*PROBLEM STATEMENT:* Scan the data for "this" and copy the lines it appears in.

*RECORDS SHOWN:*
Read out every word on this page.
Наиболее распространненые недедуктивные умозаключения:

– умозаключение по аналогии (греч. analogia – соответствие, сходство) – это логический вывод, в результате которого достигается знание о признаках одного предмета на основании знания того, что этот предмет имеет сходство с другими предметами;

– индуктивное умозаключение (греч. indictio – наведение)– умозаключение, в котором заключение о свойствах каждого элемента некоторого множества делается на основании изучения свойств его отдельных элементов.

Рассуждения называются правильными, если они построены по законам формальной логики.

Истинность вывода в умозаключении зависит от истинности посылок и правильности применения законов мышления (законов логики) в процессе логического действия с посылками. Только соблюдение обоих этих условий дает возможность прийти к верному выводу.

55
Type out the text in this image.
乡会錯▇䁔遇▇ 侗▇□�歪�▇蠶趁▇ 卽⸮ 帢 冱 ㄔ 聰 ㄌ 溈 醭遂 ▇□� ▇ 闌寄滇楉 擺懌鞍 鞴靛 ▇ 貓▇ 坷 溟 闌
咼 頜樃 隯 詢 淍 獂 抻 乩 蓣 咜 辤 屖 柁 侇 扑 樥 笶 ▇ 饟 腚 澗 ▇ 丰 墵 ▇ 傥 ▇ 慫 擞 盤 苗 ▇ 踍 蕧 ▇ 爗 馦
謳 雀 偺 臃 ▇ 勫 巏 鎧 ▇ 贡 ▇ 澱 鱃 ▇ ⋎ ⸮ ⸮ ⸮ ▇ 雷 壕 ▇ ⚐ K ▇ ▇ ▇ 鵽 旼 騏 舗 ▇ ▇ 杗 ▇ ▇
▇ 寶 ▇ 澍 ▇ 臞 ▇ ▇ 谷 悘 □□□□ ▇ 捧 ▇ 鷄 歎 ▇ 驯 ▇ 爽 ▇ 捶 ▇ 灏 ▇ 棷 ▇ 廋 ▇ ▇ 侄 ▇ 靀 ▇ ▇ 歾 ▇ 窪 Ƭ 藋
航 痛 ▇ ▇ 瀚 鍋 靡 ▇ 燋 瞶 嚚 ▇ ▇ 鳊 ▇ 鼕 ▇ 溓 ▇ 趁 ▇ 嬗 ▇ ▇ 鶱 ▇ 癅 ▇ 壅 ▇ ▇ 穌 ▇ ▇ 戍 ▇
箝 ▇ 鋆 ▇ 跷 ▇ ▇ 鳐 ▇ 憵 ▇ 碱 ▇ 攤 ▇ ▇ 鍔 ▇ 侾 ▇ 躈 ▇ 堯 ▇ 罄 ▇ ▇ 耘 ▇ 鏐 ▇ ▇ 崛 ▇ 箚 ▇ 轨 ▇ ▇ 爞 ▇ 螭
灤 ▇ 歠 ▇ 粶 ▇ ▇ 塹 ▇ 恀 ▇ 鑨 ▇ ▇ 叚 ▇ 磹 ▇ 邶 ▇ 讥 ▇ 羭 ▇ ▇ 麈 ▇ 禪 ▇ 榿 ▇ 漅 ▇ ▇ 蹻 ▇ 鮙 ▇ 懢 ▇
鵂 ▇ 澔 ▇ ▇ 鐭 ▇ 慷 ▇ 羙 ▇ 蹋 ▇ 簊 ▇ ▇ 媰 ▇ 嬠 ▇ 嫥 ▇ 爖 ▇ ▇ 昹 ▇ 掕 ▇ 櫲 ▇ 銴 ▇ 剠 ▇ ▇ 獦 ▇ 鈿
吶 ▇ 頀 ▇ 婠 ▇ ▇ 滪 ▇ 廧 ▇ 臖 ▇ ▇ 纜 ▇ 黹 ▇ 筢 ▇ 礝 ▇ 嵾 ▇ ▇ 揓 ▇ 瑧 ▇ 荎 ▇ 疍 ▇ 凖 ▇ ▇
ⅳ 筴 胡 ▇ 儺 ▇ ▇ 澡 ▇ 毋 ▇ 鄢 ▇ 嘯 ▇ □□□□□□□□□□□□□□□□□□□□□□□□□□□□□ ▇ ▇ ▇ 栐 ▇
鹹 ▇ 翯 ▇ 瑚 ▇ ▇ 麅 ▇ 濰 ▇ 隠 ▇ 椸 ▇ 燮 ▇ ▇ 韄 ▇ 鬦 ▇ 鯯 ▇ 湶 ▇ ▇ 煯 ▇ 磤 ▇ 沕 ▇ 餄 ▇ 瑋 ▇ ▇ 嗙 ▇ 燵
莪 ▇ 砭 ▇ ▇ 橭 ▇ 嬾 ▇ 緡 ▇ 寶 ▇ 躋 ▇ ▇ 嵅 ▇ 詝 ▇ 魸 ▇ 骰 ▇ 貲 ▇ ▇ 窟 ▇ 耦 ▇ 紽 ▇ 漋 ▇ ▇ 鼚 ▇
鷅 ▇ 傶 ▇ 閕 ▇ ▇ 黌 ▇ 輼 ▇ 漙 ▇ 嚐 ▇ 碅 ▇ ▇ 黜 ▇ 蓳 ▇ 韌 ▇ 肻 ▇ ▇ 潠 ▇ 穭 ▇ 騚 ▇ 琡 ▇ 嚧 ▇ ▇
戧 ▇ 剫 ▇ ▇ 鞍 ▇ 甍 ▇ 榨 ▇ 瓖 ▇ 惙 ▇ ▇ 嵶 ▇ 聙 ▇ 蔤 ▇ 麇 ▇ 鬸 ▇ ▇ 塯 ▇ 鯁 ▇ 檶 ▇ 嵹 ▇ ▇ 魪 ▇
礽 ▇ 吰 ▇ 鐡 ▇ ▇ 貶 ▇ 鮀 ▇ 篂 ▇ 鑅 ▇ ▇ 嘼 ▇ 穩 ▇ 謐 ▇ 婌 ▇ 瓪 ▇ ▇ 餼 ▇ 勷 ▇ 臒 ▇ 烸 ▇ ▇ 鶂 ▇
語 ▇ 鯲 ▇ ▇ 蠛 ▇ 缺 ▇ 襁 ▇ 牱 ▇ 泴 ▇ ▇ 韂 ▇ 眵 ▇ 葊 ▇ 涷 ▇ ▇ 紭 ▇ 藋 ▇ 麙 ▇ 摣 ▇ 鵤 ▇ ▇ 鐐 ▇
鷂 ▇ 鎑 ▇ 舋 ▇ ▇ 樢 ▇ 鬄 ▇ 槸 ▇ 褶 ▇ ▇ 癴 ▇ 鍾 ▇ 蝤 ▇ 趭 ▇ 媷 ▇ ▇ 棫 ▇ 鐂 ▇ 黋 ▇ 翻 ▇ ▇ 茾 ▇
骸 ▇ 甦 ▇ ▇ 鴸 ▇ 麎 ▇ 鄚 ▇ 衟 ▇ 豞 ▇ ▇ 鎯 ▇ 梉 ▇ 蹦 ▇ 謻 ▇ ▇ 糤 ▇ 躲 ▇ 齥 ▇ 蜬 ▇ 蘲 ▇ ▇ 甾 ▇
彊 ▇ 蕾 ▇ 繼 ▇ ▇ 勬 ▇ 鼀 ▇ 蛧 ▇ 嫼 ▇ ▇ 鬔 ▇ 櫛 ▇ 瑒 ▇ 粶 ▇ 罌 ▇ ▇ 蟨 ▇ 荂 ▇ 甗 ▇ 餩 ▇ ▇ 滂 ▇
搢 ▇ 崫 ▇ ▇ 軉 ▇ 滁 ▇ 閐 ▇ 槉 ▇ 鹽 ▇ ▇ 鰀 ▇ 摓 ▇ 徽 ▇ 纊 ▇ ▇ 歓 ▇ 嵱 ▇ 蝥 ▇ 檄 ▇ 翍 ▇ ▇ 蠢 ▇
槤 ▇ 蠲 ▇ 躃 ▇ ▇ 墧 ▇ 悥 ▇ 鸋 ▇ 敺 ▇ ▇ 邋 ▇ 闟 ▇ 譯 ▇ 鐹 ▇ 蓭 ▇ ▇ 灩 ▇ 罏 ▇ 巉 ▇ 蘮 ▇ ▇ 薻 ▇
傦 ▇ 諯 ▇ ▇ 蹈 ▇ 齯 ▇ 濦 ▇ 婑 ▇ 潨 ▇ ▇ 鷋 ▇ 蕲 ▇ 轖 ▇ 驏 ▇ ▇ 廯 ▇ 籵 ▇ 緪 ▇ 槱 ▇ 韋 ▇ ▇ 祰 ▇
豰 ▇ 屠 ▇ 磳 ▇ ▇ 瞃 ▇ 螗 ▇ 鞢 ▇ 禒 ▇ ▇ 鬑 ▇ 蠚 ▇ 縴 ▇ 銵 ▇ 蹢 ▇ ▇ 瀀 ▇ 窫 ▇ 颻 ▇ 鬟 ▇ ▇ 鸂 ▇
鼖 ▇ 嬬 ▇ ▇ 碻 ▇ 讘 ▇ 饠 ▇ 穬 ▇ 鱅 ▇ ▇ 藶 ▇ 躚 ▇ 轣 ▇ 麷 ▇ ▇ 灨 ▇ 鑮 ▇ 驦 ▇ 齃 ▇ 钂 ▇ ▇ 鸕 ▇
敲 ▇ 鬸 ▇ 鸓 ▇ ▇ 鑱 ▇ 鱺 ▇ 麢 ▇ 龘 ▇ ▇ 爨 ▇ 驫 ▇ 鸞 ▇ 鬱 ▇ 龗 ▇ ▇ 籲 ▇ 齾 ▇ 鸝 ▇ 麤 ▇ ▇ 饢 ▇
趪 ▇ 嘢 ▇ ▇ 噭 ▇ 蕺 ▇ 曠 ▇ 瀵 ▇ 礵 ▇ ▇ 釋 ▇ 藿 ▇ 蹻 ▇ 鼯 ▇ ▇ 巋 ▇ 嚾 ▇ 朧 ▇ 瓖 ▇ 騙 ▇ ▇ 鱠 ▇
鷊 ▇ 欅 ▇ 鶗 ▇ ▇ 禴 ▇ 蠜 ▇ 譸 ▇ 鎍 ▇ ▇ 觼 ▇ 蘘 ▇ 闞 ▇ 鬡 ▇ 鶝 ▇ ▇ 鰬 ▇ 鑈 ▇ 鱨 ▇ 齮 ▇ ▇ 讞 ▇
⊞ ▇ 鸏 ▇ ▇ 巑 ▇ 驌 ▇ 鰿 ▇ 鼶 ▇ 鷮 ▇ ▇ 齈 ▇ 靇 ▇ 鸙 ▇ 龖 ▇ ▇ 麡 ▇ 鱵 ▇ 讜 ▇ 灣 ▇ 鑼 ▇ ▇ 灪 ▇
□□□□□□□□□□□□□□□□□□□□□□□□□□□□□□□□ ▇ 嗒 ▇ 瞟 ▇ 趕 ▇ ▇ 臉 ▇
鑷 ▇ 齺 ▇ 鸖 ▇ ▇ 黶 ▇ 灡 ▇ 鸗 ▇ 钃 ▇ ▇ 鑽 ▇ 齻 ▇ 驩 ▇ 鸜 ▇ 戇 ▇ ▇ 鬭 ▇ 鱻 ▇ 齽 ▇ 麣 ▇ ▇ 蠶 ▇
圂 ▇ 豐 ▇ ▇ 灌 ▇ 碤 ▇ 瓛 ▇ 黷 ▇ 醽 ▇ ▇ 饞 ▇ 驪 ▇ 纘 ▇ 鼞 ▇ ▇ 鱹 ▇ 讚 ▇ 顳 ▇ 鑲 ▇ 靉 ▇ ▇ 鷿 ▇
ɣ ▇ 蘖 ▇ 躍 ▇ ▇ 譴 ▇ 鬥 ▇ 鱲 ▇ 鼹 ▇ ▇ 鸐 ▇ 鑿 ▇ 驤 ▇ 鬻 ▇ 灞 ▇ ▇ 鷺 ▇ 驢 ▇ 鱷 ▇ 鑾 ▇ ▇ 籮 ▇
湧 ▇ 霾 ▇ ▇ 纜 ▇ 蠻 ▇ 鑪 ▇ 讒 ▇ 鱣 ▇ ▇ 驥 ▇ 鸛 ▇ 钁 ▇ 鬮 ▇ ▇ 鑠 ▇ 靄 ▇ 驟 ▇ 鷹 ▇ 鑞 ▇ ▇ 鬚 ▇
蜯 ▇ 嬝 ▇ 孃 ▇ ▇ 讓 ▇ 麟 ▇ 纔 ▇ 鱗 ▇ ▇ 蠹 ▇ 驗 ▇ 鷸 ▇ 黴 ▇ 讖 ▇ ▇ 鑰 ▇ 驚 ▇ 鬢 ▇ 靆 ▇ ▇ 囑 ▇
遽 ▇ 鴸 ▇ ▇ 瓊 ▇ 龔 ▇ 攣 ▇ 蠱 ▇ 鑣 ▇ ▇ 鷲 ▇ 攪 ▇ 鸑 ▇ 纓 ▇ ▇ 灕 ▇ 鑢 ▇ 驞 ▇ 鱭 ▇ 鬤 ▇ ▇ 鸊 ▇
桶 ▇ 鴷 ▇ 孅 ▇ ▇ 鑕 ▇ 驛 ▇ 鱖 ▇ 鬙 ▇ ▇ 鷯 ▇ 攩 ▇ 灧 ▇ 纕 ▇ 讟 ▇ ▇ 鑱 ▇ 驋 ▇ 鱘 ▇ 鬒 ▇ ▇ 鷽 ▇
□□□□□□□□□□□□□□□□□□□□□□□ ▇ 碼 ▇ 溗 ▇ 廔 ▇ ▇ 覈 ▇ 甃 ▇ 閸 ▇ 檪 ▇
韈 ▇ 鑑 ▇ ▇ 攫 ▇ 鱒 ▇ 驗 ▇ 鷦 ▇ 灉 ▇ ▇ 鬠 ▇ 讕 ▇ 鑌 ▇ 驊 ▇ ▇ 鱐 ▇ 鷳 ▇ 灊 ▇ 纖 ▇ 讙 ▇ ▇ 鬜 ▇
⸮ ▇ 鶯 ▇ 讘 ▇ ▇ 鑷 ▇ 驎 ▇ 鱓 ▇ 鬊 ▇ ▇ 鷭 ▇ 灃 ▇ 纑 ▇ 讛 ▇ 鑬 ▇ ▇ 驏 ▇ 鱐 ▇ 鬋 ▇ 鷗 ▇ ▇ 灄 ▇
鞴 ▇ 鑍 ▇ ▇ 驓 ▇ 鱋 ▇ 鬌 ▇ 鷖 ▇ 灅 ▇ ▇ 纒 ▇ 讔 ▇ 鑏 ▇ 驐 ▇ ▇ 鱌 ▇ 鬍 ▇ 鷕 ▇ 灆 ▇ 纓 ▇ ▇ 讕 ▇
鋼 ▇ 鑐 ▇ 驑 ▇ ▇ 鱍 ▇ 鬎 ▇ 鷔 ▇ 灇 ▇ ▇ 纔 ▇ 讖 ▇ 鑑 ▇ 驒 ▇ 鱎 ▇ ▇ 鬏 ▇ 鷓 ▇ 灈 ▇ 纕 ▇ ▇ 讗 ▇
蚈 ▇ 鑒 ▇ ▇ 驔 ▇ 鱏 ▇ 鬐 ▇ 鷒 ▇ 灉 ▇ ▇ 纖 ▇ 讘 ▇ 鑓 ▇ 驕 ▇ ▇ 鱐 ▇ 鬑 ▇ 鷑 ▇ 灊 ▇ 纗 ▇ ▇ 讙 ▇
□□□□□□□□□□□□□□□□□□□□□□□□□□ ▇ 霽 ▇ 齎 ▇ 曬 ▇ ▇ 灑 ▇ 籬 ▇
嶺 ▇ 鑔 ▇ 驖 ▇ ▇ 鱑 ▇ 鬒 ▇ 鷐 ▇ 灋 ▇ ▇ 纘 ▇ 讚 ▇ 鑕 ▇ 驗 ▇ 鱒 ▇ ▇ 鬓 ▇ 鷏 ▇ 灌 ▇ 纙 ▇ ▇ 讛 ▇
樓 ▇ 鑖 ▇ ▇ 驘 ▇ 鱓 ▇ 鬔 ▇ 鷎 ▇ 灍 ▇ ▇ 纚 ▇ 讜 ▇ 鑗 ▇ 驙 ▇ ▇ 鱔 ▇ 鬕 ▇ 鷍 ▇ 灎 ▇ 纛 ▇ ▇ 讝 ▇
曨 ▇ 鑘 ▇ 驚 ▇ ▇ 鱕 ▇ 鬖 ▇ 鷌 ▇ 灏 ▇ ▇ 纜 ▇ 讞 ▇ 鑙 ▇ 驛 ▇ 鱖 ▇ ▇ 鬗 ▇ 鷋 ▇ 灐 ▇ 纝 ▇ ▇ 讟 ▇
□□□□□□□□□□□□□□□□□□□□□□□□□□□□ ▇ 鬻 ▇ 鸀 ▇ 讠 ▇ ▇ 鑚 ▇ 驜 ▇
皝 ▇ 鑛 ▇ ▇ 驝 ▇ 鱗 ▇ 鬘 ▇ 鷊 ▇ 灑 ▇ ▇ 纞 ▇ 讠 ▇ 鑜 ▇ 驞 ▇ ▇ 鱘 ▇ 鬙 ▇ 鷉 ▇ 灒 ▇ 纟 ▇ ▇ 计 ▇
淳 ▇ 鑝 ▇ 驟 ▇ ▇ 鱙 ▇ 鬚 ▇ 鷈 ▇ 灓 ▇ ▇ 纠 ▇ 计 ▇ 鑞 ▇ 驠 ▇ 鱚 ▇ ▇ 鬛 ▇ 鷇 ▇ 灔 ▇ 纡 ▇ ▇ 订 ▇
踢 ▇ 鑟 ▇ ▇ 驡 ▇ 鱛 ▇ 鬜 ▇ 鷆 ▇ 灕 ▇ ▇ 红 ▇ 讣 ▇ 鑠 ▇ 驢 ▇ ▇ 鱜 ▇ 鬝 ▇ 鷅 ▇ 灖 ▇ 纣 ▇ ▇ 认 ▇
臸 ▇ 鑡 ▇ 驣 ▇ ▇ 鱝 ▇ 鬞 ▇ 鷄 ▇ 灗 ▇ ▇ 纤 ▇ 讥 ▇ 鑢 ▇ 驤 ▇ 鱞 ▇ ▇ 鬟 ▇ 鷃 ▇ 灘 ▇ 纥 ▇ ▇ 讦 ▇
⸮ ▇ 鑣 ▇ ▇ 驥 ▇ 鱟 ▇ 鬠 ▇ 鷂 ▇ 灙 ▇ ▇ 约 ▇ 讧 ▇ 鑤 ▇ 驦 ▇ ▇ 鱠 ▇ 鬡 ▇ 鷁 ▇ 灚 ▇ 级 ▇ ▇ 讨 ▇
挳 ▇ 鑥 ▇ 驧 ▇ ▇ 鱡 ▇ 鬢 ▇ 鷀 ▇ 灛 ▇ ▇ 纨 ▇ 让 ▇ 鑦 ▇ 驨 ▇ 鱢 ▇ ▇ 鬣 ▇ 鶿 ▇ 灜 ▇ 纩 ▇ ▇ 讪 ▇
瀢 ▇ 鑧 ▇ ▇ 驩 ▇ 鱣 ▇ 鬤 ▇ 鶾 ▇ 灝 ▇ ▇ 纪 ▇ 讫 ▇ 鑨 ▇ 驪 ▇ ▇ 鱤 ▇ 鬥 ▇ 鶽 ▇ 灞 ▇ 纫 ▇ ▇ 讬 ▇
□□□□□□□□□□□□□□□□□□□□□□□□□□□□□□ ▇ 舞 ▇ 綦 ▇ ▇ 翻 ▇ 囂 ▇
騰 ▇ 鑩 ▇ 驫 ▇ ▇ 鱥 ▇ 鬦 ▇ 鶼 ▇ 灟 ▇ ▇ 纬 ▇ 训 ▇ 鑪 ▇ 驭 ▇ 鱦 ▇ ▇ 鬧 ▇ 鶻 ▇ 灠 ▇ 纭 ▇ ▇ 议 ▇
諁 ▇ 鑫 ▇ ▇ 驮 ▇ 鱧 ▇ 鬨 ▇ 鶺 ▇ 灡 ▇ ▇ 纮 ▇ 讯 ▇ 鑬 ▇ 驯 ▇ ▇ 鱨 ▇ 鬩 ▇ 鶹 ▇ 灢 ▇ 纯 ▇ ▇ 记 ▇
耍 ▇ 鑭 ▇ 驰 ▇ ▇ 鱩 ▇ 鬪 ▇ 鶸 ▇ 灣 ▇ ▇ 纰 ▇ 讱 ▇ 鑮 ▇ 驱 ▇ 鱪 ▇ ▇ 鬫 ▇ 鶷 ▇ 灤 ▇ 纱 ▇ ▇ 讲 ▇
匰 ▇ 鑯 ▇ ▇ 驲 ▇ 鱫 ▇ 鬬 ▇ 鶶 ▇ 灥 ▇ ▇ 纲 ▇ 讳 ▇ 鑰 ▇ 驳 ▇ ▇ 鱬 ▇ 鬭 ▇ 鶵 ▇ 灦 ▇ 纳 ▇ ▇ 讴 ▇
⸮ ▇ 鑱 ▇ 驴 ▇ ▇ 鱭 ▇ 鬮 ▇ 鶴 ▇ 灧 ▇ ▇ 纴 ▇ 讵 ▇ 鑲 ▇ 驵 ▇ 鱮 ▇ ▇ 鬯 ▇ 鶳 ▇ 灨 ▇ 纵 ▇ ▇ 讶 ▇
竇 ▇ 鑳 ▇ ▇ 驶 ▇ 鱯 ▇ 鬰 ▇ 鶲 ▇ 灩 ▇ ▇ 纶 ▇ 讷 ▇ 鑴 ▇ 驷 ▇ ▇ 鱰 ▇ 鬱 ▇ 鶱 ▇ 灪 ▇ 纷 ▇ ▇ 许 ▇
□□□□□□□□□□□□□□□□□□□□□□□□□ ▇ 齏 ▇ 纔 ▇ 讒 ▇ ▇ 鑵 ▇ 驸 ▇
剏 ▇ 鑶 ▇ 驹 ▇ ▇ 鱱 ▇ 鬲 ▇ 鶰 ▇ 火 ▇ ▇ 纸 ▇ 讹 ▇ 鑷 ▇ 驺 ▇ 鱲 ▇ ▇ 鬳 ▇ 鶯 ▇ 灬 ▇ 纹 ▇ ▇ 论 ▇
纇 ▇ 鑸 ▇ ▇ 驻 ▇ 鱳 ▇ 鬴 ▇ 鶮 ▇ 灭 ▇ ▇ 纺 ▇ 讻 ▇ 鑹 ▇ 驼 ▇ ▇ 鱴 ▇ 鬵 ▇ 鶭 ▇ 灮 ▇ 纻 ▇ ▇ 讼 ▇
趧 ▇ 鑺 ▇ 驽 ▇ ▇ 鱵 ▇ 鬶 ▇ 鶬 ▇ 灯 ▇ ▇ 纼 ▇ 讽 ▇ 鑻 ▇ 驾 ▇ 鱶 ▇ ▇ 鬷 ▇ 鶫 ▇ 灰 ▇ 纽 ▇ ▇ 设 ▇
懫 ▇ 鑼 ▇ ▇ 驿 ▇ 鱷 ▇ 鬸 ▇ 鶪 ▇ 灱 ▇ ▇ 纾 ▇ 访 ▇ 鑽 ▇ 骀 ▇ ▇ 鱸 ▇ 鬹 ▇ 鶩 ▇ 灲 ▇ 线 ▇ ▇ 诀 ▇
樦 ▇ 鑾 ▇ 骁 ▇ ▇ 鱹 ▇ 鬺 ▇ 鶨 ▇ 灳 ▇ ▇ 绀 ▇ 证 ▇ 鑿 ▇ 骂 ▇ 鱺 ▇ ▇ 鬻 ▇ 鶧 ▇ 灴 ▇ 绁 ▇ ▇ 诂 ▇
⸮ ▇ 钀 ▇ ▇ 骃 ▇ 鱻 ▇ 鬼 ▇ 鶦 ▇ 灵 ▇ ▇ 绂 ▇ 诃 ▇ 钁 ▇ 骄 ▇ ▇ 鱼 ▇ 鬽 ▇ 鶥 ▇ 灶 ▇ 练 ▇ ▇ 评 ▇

*COMPLETE ANSWER:*
Read out every word on this page.
Type out the text in this image.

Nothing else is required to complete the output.